All of the data should be output character for character, except the pictures.

═════ MATERIAL FOR THE TASK

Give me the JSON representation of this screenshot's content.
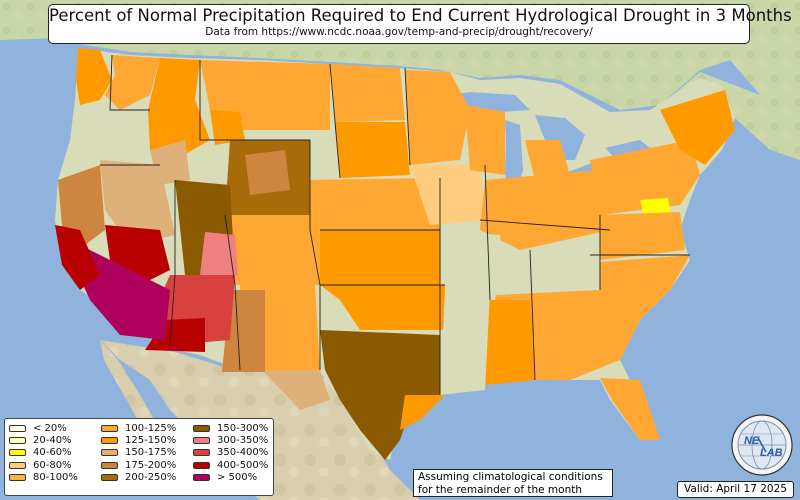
{
  "title": "Percent of Normal Precipitation Required to End Current Hydrological Drought in 3 Months",
  "subtitle": "Data from https://www.ncdc.noaa.gov/temp-and-precip/drought/recovery/",
  "legend": {
    "items": [
      {
        "label": "< 20%",
        "color": "#ffffe5"
      },
      {
        "label": "20-40%",
        "color": "#ffffb2"
      },
      {
        "label": "40-60%",
        "color": "#ffff00"
      },
      {
        "label": "60-80%",
        "color": "#ffcc80"
      },
      {
        "label": "80-100%",
        "color": "#ffb347"
      },
      {
        "label": "100-125%",
        "color": "#ffa733"
      },
      {
        "label": "125-150%",
        "color": "#ff9900"
      },
      {
        "label": "150-175%",
        "color": "#deb07a"
      },
      {
        "label": "175-200%",
        "color": "#cd853f"
      },
      {
        "label": "200-250%",
        "color": "#a86b0a"
      },
      {
        "label": "150-300%",
        "color": "#8b5a00"
      },
      {
        "label": "300-350%",
        "color": "#f08080"
      },
      {
        "label": "350-400%",
        "color": "#d94040"
      },
      {
        "label": "400-500%",
        "color": "#b80000"
      },
      {
        "label": "> 500%",
        "color": "#b0005e"
      }
    ]
  },
  "note": {
    "line1": "Assuming climatological conditions",
    "line2": "for the remainder of the month"
  },
  "valid": "Valid: April 17 2025",
  "logo": {
    "text1": "NE",
    "text2": "LAB",
    "icon": "globe-icon"
  }
}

══════════

§ **FULL RESPONSE**
Give me the JSON representation of this screenshot's content.
{
  "title": "Percent of Normal Precipitation Required to End Current Hydrological Drought in 3 Months",
  "subtitle": "Data from https://www.ncdc.noaa.gov/temp-and-precip/drought/recovery/",
  "legend": {
    "items": [
      {
        "label": "< 20%",
        "color": "#ffffe5"
      },
      {
        "label": "20-40%",
        "color": "#ffffb2"
      },
      {
        "label": "40-60%",
        "color": "#ffff00"
      },
      {
        "label": "60-80%",
        "color": "#ffcc80"
      },
      {
        "label": "80-100%",
        "color": "#ffb347"
      },
      {
        "label": "100-125%",
        "color": "#ffa733"
      },
      {
        "label": "125-150%",
        "color": "#ff9900"
      },
      {
        "label": "150-175%",
        "color": "#deb07a"
      },
      {
        "label": "175-200%",
        "color": "#cd853f"
      },
      {
        "label": "200-250%",
        "color": "#a86b0a"
      },
      {
        "label": "150-300%",
        "color": "#8b5a00"
      },
      {
        "label": "300-350%",
        "color": "#f08080"
      },
      {
        "label": "350-400%",
        "color": "#d94040"
      },
      {
        "label": "400-500%",
        "color": "#b80000"
      },
      {
        "label": "> 500%",
        "color": "#b0005e"
      }
    ]
  },
  "note": {
    "line1": "Assuming climatological conditions",
    "line2": "for the remainder of the month"
  },
  "valid": "Valid: April 17 2025",
  "logo": {
    "text1": "NE",
    "text2": "LAB",
    "icon": "globe-icon"
  }
}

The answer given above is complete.